BEGIN Excerpted text

Don’t let it go down…OR is it…A down tick,
what an opportunity. Either way, the Dow is in serious record
territory. It is up 20 of the past 25 trading days for the
second day in a row. Since 1987, the Dow has accomplished this
feat only once before, in November 1995. It is a fantastic
rally and at this time it doesn’t seem like it has run its
course. I am not particularly bearish; I just like a little zig
with my zag.
The expected correction materialized in the
form of a negative opening gap. The Dow reached a low of
12,734, just above Wednesday’s low and the listed support zone
of 12,700 to 12,720 and never looked back. Thursday’s
correction was extremely brief, but it was a correction.
12,710-12,735 remains support. Unless or until that level is
broken, it is just a little pullback.
The Fibonacci upside zone is 12,860 with a
higher line at 12,885. While it might be reached on Friday, the
Dow should continue to struggle holding the gains should they
develop. The top of the 21-day band should constrain any rally
effort. The bears can focus on 12,785, which if broken will be
the first minor warning flag. It takes a break of 12,730 to
signal a more serious breakdown is at hand. In light of the
relentlessness of this move, it won’t count as a break unless
it stays broken for more than a few minutes. The consolidation
is three days old and the Dow has not closed down. It usually
closed down at least once during a consolidation.

END Excerpted text

Written tasks.
A. Please print the passage of the Dow commentary from "The expected correction" down to "a little pullback.".
B. In the Dow commentary, which level is named as the first minor warning flag if broken?
C. Condense the paragraph of the Dow commentary that opens with "The Fibonacci upside zone is" into a short bulleted list, keeping its main facts.

BEGIN Material supplied

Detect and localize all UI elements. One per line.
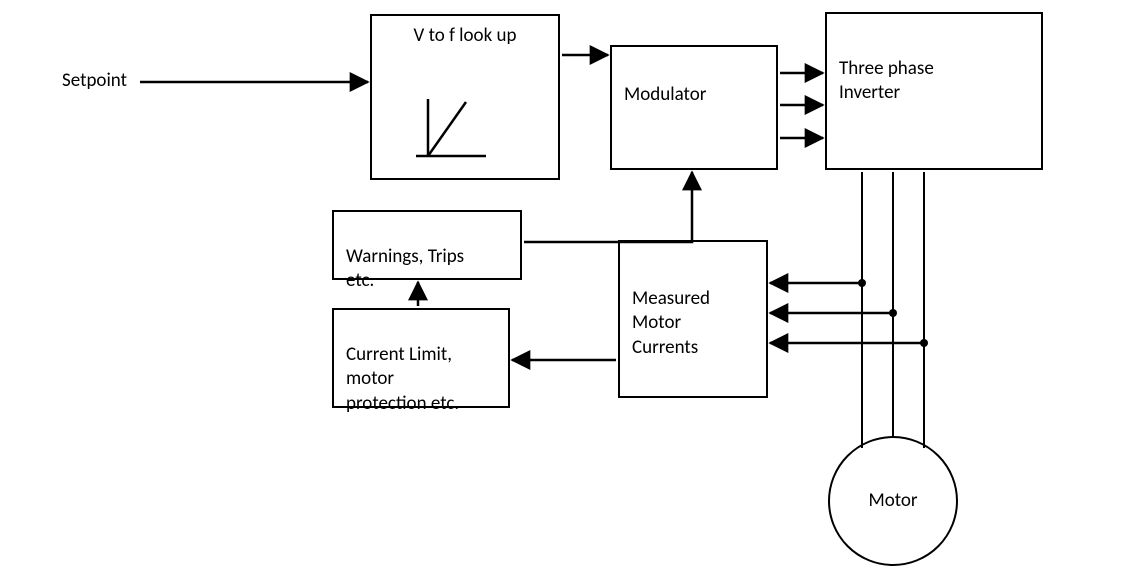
- warnings-text: Warnings, Trips etc.: [346, 245, 464, 293]
- inverter-text: Three phase Inverter: [839, 57, 934, 105]
- modulator-text: Modulator: [624, 83, 706, 106]
- measured-currents-text: Measured Motor Currents: [632, 287, 710, 359]
- inverter-block: Three phase Inverter: [825, 12, 1043, 170]
- motor-text: Motor: [868, 490, 917, 513]
- setpoint-label: Setpoint: [62, 70, 127, 93]
- junction-dot-3: [920, 339, 928, 347]
- measured-currents-block: Measured Motor Currents: [618, 240, 768, 398]
- vf-lookup-block: V to f look up: [370, 14, 560, 180]
- arrow-warnings-to-modulator: [524, 172, 692, 242]
- warnings-block: Warnings, Trips etc.: [332, 210, 522, 280]
- junction-dot-1: [858, 279, 866, 287]
- vf-lookup-text: V to f look up: [384, 24, 546, 49]
- current-limit-text: Current Limit, motor protection etc.: [346, 343, 459, 415]
- current-limit-block: Current Limit, motor protection etc.: [332, 308, 510, 408]
- modulator-block: Modulator: [610, 45, 778, 170]
- junction-dot-2: [889, 309, 897, 317]
- vf-curve-icon: [416, 94, 516, 174]
- motor-block: Motor: [828, 436, 958, 566]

END Material supplied

Answers per task.
A.
The expected correction materialized in the
form of a negative opening gap. The Dow reached a low of
12,734, just above Wednesday’s low and the listed support zone
of 12,700 to 12,720 and never looked back. Thursday’s
correction was extremely brief, but it was a correction.
12,710-12,735 remains support. Unless or until that level is
broken, it is just a little pullback.

B. 12,785

C.
- Fibonacci upside zone: 12,860, with a higher line at 12,885. It might be reached Friday, but the Dow should struggle to hold any gains.
- The top of the 21-day band should constrain any rally.
- A break of 12,785 would be the first minor warning flag.
- A break of 12,730 would signal a more serious breakdown. Because the move has been so relentless, it counts only if it stays broken for more than a few minutes.
- The consolidation is three days old with no down close. The Dow usually closes down at least once during a consolidation.